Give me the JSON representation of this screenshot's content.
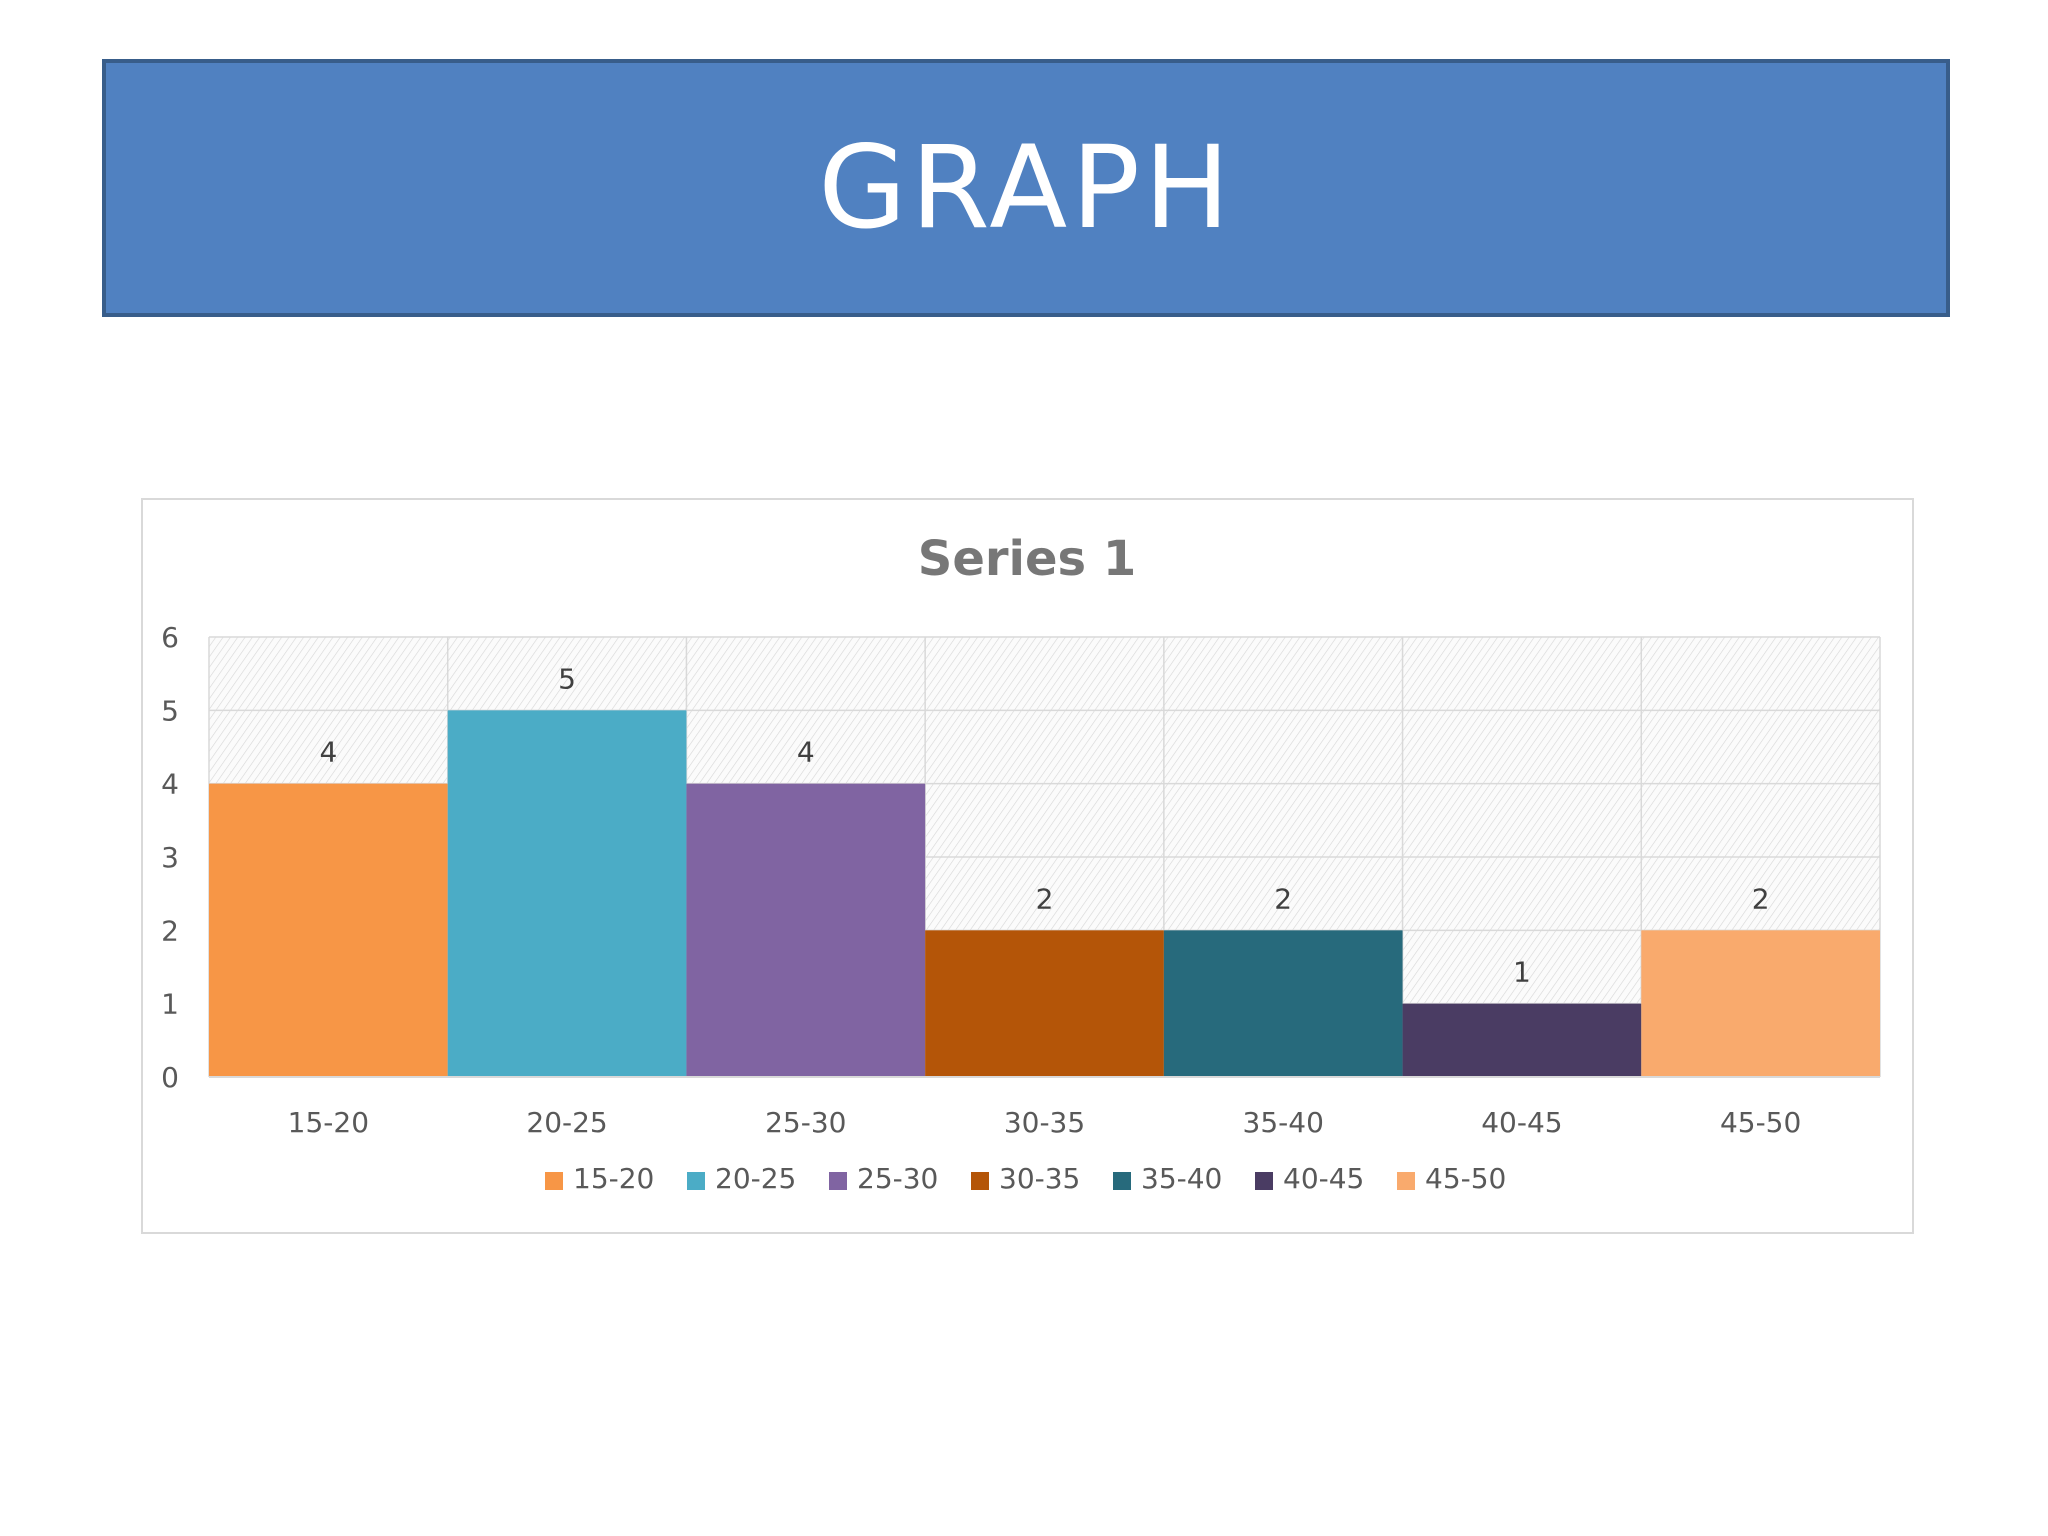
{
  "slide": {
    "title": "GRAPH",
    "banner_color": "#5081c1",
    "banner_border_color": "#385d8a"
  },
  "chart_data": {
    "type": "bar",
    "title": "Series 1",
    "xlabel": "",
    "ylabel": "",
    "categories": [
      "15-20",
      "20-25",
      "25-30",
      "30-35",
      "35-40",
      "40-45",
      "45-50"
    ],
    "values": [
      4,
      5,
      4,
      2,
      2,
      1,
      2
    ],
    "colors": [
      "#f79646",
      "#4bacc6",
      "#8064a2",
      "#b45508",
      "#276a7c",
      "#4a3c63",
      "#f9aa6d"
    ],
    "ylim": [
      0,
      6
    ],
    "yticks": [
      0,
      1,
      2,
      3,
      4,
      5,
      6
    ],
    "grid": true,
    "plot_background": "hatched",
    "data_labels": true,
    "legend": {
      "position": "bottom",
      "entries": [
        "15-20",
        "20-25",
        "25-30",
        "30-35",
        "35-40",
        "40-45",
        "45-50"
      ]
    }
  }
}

* * * * * * * * *

> **What the task asks**: Go through the material above and print all of it exactly, except the pictures.

> **Right answer**:
Give me the JSON representation of this screenshot's content.
{
  "slide": {
    "title": "GRAPH",
    "banner_color": "#5081c1",
    "banner_border_color": "#385d8a"
  },
  "chart_data": {
    "type": "bar",
    "title": "Series 1",
    "xlabel": "",
    "ylabel": "",
    "categories": [
      "15-20",
      "20-25",
      "25-30",
      "30-35",
      "35-40",
      "40-45",
      "45-50"
    ],
    "values": [
      4,
      5,
      4,
      2,
      2,
      1,
      2
    ],
    "colors": [
      "#f79646",
      "#4bacc6",
      "#8064a2",
      "#b45508",
      "#276a7c",
      "#4a3c63",
      "#f9aa6d"
    ],
    "ylim": [
      0,
      6
    ],
    "yticks": [
      0,
      1,
      2,
      3,
      4,
      5,
      6
    ],
    "grid": true,
    "plot_background": "hatched",
    "data_labels": true,
    "legend": {
      "position": "bottom",
      "entries": [
        "15-20",
        "20-25",
        "25-30",
        "30-35",
        "35-40",
        "40-45",
        "45-50"
      ]
    }
  }
}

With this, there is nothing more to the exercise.